> **WHAT THIS TASK INVOLVES**: Only lines with the string "Shear" are wanted. Pull them out of the data.

> **SUPPLIED DATA**:

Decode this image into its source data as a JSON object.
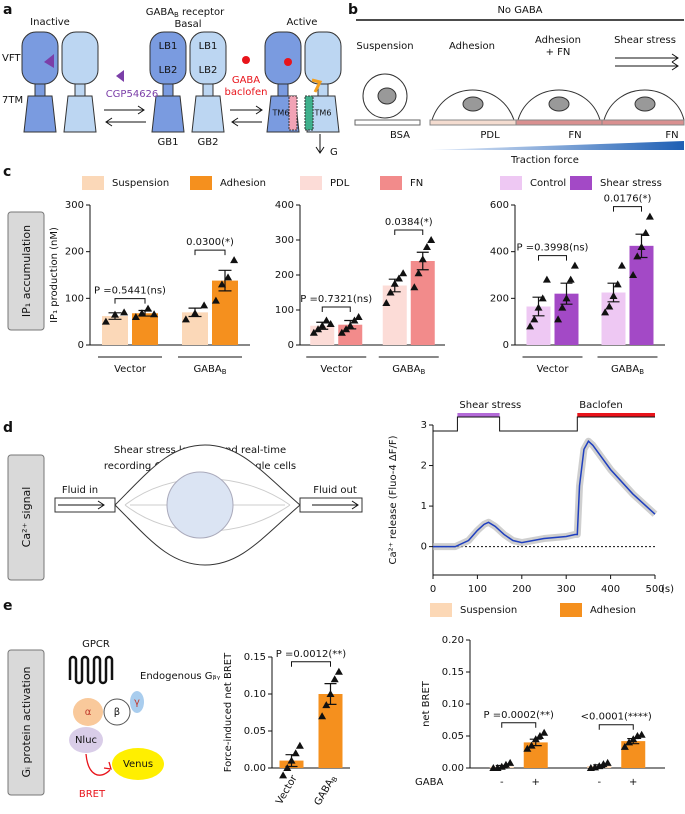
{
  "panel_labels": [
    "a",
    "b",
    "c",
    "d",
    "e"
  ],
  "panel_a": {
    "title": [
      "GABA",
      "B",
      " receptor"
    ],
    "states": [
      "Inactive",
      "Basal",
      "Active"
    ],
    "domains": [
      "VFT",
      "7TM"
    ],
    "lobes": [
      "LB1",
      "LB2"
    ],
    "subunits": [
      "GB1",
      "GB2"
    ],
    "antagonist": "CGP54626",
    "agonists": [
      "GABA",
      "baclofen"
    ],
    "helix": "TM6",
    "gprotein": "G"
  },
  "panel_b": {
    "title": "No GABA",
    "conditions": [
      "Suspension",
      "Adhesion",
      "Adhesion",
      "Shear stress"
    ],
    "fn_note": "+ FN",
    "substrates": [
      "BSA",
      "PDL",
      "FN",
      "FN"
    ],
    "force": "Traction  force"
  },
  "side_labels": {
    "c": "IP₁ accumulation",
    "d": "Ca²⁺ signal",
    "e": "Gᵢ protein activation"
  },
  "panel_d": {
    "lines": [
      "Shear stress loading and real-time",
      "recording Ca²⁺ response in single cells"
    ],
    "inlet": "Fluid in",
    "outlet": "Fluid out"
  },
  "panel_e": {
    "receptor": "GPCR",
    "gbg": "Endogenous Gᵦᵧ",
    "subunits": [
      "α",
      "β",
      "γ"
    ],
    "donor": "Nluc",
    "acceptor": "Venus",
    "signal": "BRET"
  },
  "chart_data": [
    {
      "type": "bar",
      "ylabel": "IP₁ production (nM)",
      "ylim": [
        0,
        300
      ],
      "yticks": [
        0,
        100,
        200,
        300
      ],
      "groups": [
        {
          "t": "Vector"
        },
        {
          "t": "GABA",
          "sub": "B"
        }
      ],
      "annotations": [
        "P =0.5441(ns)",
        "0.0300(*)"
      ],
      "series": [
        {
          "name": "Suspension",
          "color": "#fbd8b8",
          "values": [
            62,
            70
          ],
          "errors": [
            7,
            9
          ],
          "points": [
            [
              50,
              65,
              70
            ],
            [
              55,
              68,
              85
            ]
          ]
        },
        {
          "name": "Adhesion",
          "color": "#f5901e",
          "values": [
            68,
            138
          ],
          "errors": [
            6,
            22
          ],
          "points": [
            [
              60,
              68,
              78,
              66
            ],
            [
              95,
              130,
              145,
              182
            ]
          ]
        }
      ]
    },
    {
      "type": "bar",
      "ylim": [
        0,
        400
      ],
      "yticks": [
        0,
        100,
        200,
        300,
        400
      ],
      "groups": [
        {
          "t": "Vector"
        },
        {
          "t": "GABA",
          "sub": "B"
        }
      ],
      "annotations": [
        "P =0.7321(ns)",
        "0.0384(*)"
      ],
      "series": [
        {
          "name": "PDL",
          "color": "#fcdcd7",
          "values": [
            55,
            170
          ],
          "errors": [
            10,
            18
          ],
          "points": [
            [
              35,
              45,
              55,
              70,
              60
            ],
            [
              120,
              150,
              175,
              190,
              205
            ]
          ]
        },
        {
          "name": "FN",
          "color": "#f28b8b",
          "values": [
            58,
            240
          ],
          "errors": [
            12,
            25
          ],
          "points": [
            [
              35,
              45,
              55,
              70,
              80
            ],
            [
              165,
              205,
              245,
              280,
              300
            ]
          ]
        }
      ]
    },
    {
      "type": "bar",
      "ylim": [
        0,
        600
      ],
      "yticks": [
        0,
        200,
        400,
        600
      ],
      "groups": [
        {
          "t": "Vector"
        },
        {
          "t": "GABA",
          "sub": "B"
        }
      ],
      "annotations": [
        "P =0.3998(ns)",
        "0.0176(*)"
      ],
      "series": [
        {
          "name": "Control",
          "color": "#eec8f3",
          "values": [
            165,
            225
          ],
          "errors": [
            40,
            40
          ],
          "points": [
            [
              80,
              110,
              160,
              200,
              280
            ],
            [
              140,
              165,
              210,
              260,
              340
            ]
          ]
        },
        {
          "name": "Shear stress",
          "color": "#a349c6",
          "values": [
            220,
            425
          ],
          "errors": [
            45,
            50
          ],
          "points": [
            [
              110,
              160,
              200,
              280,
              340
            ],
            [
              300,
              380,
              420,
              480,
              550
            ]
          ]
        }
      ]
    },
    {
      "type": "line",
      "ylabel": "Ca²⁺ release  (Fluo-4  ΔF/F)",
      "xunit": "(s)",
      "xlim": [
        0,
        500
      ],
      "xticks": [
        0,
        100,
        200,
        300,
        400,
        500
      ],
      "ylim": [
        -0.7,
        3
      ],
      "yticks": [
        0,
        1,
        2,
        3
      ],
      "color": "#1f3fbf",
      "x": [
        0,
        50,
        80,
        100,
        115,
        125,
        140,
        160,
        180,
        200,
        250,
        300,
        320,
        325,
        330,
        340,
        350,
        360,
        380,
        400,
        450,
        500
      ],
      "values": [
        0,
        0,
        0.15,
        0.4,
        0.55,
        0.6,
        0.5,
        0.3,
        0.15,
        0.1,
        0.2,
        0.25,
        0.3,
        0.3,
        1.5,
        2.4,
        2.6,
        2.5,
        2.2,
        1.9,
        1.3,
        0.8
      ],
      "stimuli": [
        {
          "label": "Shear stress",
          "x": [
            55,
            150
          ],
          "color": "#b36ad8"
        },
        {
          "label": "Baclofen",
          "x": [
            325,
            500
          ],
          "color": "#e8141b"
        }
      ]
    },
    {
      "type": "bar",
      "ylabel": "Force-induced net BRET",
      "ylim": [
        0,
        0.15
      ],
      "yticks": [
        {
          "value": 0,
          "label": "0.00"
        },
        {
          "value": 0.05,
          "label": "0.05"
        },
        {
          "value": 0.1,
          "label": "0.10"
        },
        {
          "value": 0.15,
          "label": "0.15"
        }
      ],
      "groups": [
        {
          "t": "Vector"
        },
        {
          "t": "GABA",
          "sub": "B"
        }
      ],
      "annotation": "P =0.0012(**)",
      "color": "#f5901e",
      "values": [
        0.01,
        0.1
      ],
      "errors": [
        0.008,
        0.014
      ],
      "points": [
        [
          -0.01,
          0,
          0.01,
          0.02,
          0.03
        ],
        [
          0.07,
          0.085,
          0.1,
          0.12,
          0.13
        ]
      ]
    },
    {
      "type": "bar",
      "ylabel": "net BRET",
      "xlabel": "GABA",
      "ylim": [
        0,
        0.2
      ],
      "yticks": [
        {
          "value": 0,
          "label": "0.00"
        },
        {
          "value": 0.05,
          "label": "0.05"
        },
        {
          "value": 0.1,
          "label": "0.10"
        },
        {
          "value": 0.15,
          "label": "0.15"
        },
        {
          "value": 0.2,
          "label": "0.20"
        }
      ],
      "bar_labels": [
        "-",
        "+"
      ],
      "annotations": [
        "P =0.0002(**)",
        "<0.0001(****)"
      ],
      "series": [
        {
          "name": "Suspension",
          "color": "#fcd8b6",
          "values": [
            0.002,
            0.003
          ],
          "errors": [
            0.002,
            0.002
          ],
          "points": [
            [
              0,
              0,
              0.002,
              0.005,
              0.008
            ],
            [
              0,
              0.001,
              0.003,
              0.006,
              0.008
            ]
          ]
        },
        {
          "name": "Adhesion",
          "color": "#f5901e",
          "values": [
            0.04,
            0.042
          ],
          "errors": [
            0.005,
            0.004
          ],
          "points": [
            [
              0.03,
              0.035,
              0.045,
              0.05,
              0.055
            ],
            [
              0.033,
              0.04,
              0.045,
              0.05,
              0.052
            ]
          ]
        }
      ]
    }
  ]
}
...
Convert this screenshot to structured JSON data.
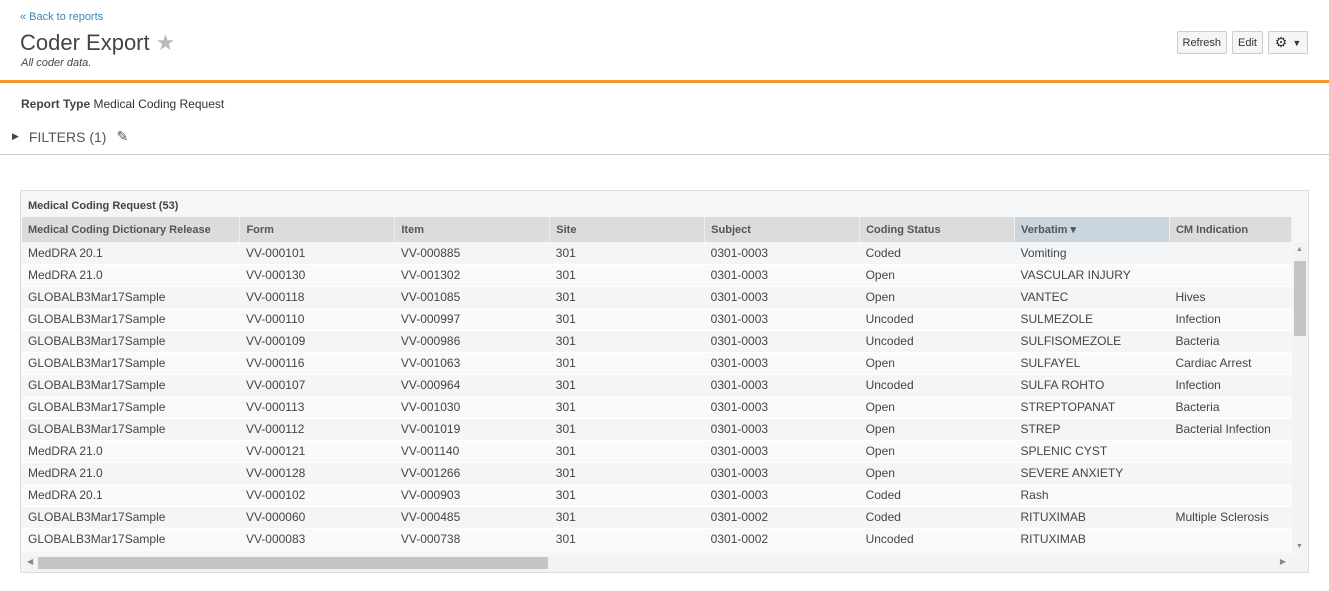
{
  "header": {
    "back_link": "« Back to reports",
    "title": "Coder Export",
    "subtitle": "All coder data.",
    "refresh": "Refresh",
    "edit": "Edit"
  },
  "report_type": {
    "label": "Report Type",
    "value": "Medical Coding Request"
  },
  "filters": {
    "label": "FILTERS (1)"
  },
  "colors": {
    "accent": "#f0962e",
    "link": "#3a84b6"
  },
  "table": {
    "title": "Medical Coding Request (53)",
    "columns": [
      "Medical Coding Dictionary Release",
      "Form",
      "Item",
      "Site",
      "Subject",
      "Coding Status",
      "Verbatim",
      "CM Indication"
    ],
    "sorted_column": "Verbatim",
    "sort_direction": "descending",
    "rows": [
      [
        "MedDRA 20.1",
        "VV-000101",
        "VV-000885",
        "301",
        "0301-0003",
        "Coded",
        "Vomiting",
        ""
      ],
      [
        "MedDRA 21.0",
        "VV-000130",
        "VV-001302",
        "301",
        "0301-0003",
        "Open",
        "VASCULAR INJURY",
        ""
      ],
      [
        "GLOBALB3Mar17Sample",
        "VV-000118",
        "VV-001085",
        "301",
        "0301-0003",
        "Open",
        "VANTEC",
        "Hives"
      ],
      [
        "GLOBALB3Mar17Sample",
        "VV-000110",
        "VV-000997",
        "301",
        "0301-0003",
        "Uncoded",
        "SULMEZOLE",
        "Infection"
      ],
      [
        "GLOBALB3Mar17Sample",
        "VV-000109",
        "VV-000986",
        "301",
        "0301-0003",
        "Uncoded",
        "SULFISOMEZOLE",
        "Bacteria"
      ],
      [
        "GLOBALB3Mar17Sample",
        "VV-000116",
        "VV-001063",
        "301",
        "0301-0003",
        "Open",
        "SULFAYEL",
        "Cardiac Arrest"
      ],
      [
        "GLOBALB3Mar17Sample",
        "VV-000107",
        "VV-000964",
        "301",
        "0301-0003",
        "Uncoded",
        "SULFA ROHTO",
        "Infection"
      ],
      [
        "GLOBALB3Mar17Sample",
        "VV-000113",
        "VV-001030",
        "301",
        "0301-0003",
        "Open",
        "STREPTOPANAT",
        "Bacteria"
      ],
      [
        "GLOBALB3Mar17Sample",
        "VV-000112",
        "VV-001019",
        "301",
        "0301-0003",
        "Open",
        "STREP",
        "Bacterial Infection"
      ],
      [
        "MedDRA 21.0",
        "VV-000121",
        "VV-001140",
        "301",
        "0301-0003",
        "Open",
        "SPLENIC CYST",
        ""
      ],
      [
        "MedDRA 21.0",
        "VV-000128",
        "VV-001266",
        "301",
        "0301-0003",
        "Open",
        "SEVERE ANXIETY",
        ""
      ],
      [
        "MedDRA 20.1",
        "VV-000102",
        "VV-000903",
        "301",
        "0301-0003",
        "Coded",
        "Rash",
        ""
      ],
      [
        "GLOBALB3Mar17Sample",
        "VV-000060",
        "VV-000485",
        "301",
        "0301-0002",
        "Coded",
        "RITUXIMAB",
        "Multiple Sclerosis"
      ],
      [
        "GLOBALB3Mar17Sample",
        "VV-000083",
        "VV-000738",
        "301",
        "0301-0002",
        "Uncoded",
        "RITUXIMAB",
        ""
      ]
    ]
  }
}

> **ANSWER**:
      "Shear stress"
      "Shear stress loading and real-time",
          "name": "Shear stress",
          "label": "Shear stress",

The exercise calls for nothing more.